[Task brief]: Output the material beneath exactly, leaving nothing out.

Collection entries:

********

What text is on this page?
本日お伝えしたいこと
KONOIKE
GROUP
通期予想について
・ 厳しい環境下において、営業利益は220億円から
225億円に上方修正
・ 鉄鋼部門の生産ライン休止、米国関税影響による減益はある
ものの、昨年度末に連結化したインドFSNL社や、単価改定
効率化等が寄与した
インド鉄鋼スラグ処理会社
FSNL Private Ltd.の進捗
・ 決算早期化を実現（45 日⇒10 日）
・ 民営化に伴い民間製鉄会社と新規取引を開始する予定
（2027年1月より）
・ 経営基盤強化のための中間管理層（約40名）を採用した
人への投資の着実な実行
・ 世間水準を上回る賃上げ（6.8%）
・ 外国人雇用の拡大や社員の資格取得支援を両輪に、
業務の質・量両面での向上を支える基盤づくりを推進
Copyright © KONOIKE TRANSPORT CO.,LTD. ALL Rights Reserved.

********

[Result of this task]:
What text is on this page?
本日お伝えしたいこと
KONOIKE
GROUP
通期予想について
・ 厳しい環境下において、営業利益は220億円から
225億円に上方修正
・ 鉄鋼部門の生産ライン休止、米国関税影響による減益はある
ものの、昨年度末に連結化したインドFSNL社や、単価改定
効率化等が寄与した
インド鉄鋼スラグ処理会社
FSNL Private Ltd.の進捗
・ 決算早期化を実現（45 日⇒10 日）
・ 民営化に伴い民間製鉄会社と新規取引を開始する予定
（2027年1月より）
・ 経営基盤強化のための中間管理層（約40名）を採用した
人への投資の着実な実行
・ 世間水準を上回る賃上げ（6.8%）
・ 外国人雇用の拡大や社員の資格取得支援を両輪に、
業務の質・量両面での向上を支える基盤づくりを推進
Copyright © KONOIKE TRANSPORT CO.,LTD. ALL Rights Reserved.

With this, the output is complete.